**Work required:** Repeat all entries exactly.

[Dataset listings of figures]
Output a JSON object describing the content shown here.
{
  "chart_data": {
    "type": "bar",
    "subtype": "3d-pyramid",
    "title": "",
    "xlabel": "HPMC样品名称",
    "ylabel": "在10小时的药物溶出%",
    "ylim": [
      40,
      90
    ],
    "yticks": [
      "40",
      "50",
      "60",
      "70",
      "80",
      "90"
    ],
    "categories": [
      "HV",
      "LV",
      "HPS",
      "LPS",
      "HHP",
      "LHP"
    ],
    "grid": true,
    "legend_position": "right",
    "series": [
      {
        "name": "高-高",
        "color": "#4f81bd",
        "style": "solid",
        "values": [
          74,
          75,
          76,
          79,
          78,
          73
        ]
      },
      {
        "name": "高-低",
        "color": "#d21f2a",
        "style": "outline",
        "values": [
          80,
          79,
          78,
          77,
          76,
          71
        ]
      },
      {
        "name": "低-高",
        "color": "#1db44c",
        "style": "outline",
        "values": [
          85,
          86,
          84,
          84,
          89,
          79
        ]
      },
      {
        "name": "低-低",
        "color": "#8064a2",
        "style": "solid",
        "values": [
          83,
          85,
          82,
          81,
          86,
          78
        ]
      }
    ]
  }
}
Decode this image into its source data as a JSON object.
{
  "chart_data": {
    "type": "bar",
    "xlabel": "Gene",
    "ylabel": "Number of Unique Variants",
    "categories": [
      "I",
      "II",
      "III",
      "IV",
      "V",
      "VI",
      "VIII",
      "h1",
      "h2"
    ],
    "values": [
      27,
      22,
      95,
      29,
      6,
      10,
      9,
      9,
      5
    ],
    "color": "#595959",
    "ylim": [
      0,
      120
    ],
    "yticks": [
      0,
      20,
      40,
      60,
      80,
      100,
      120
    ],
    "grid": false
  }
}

**Completed exercise:**
Output a JSON object describing the content shown here.
{
  "chart_data": {
    "type": "bar",
    "subtype": "3d-pyramid",
    "title": "",
    "xlabel": "HPMC样品名称",
    "ylabel": "在10小时的药物溶出%",
    "ylim": [
      40,
      90
    ],
    "yticks": [
      "40",
      "50",
      "60",
      "70",
      "80",
      "90"
    ],
    "categories": [
      "HV",
      "LV",
      "HPS",
      "LPS",
      "HHP",
      "LHP"
    ],
    "grid": true,
    "legend_position": "right",
    "series": [
      {
        "name": "高-高",
        "color": "#4f81bd",
        "style": "solid",
        "values": [
          74,
          75,
          76,
          79,
          78,
          73
        ]
      },
      {
        "name": "高-低",
        "color": "#d21f2a",
        "style": "outline",
        "values": [
          80,
          79,
          78,
          77,
          76,
          71
        ]
      },
      {
        "name": "低-高",
        "color": "#1db44c",
        "style": "outline",
        "values": [
          85,
          86,
          84,
          84,
          89,
          79
        ]
      },
      {
        "name": "低-低",
        "color": "#8064a2",
        "style": "solid",
        "values": [
          83,
          85,
          82,
          81,
          86,
          78
        ]
      }
    ]
  }
}
Decode this image into its source data as a JSON object.
{
  "chart_data": {
    "type": "bar",
    "xlabel": "Gene",
    "ylabel": "Number of Unique Variants",
    "categories": [
      "I",
      "II",
      "III",
      "IV",
      "V",
      "VI",
      "VIII",
      "h1",
      "h2"
    ],
    "values": [
      27,
      22,
      95,
      29,
      6,
      10,
      9,
      9,
      5
    ],
    "color": "#595959",
    "ylim": [
      0,
      120
    ],
    "yticks": [
      0,
      20,
      40,
      60,
      80,
      100,
      120
    ],
    "grid": false
  }
}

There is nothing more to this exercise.